[START Given information]

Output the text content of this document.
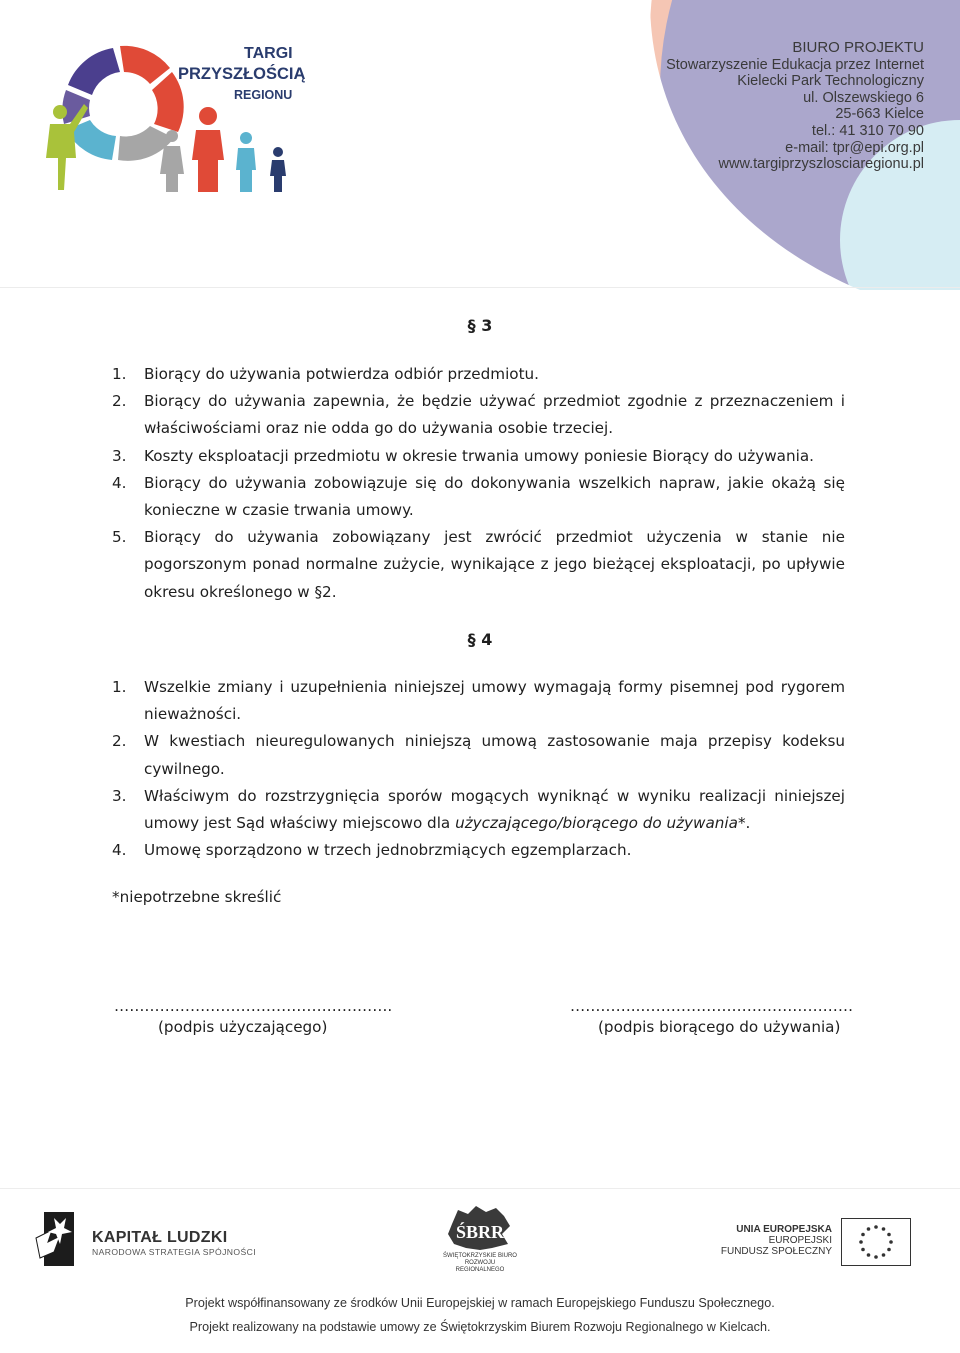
TARGI
PRZYSZŁOŚCIĄ
REGIONU
BIURO PROJEKTU
Stowarzyszenie Edukacja przez Internet
Kielecki Park Technologiczny
ul. Olszewskiego 6
25-663 Kielce
tel.: 41 310 70 90
e-mail: tpr@epi.org.pl
www.targiprzyszlosciaregionu.pl
§ 3
1. Biorący do używania potwierdza odbiór przedmiotu.
2. Biorący do używania zapewnia, że będzie używać przedmiot zgodnie z przeznaczeniem i właściwościami oraz nie odda go do używania osobie trzeciej.
3. Koszty eksploatacji przedmiotu w okresie trwania umowy poniesie Biorący do używania.
4. Biorący do używania zobowiązuje się do dokonywania wszelkich napraw, jakie okażą się konieczne w czasie trwania umowy.
5. Biorący do używania zobowiązany jest zwrócić przedmiot użyczenia w stanie nie pogorszonym ponad normalne zużycie, wynikające z jego bieżącej eksploatacji, po upływie okresu określonego w §2.
§ 4
1. Wszelkie zmiany i uzupełnienia niniejszej umowy wymagają formy pisemnej pod rygorem nieważności.
2. W kwestiach nieuregulowanych niniejszą umową zastosowanie maja przepisy kodeksu cywilnego.
3. Właściwym do rozstrzygnięcia sporów mogących wyniknąć w wyniku realizacji niniejszej umowy jest Sąd właściwy miejscowo dla użyczającego/biorącego do używania*.
4. Umowę sporządzono w trzech jednobrzmiących egzemplarzach.
*niepotrzebne skreślić
……………………………………………….
(podpis użyczającego)
…………..……………………………………
(podpis biorącego do używania)
KAPITAŁ LUDZKI
NARODOWA STRATEGIA SPÓJNOŚCI
ŚBRR
ŚWIĘTOKRZYSKIE BIURO
ROZWOJU REGIONALNEGO
UNIA EUROPEJSKA
EUROPEJSKI
FUNDUSZ SPOŁECZNY
Projekt współfinansowany ze środków Unii Europejskiej w ramach Europejskiego Funduszu Społecznego.
Projekt realizowany na podstawie umowy ze Świętokrzyskim Biurem Rozwoju Regionalnego w Kielcach.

[END Given information]

* What is expected *
Count the lines in which the string "przedmiotu" appears, then report only that figure.

* Answer to the exercise *
2